== Extracted material ==
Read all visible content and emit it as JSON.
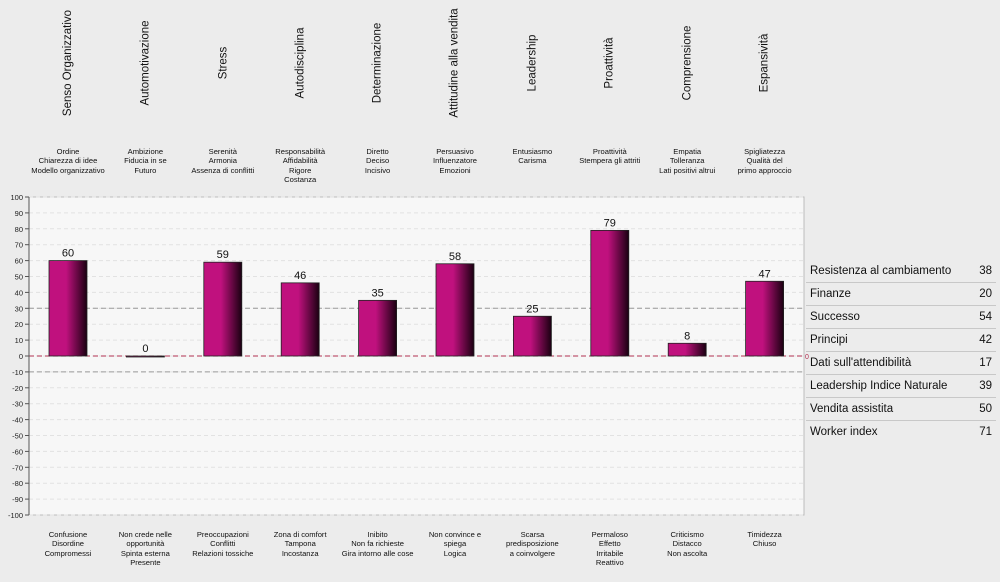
{
  "chart_data": {
    "type": "bar",
    "categories": [
      "Senso Organizzativo",
      "Automotivazione",
      "Stress",
      "Autodisciplina",
      "Determinazione",
      "Attitudine alla vendita",
      "Leadership",
      "Proattività",
      "Comprensione",
      "Espansività"
    ],
    "values": [
      60,
      0,
      59,
      46,
      35,
      58,
      25,
      79,
      8,
      47
    ],
    "ylim": [
      -100,
      100
    ],
    "y_ticks": [
      100,
      90,
      80,
      70,
      60,
      50,
      40,
      30,
      20,
      10,
      0,
      -10,
      -20,
      -30,
      -40,
      -50,
      -60,
      -70,
      -80,
      -90,
      -100
    ],
    "reference_lines": [
      30,
      0,
      -10
    ],
    "zero_marker": "0",
    "grid": true,
    "top_descriptors": [
      "Ordine\nChiarezza di idee\nModello organizzativo",
      "Ambizione\nFiducia in se\nFuturo",
      "Serenità\nArmonia\nAssenza di conflitti",
      "Responsabilità\nAffidabilità\nRigore\nCostanza",
      "Diretto\nDeciso\nIncisivo",
      "Persuasivo\nInfluenzatore\nEmozioni",
      "Entusiasmo\nCarisma",
      "Proattività\nStempera gli attriti",
      "Empatia\nTolleranza\nLati positivi altrui",
      "Spigliatezza\nQualità del\nprimo approccio"
    ],
    "bottom_descriptors": [
      "Confusione\nDisordine\nCompromessi",
      "Non crede nelle\nopportunità\nSpinta esterna\nPresente",
      "Preoccupazioni\nConflitti\nRelazioni tossiche",
      "Zona di comfort\nTampona\nIncostanza",
      "Inibito\nNon fa richieste\nGira intorno alle cose",
      "Non convince e\nspiega\nLogica",
      "Scarsa\npredisposizione\na coinvolgere",
      "Permaloso\nEffetto\nIrritabile\nReattivo",
      "Criticismo\nDistacco\nNon ascolta",
      "Timidezza\nChiuso"
    ]
  },
  "colors": {
    "bar_light": "#c0117e",
    "bar_dark": "#1a0011",
    "plot_bg": "#f7f7f7",
    "zero_line": "#b03050"
  },
  "stats": [
    {
      "label": "Resistenza al cambiamento",
      "value": "38"
    },
    {
      "label": "Finanze",
      "value": "20"
    },
    {
      "label": "Successo",
      "value": "54"
    },
    {
      "label": "Principi",
      "value": "42"
    },
    {
      "label": "Dati sull'attendibilità",
      "value": "17"
    },
    {
      "label": "Leadership Indice Naturale",
      "value": "39"
    },
    {
      "label": "Vendita assistita",
      "value": "50"
    },
    {
      "label": "Worker index",
      "value": "71"
    }
  ]
}
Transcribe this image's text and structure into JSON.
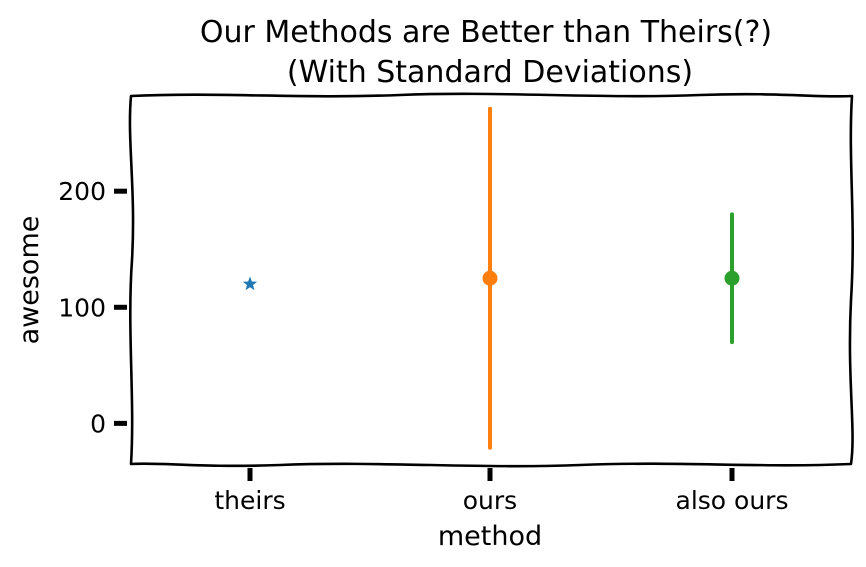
{
  "chart_data": {
    "type": "scatter",
    "title": [
      "Our Methods are Better than Theirs(?)",
      "(With Standard Deviations)"
    ],
    "xlabel": "method",
    "ylabel": "awesome",
    "categories": [
      "theirs",
      "ours",
      "also ours"
    ],
    "ylim": [
      -35,
      282
    ],
    "yticks": [
      0,
      100,
      200
    ],
    "grid": false,
    "legend": "none",
    "series": [
      {
        "category": "theirs",
        "mean": 120,
        "std": 0,
        "marker": "star",
        "color": "#1f77b4"
      },
      {
        "category": "ours",
        "mean": 125,
        "std": 146,
        "marker": "circle",
        "color": "#ff7f0e"
      },
      {
        "category": "also ours",
        "mean": 125,
        "std": 55,
        "marker": "circle",
        "color": "#2ca02c"
      }
    ]
  }
}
===
### Task
From the listing, copy each line containing the word "JSON".

### Reply to the task
Read all visible content and emit it as JSON.
Transcribe this image's text and structure into JSON.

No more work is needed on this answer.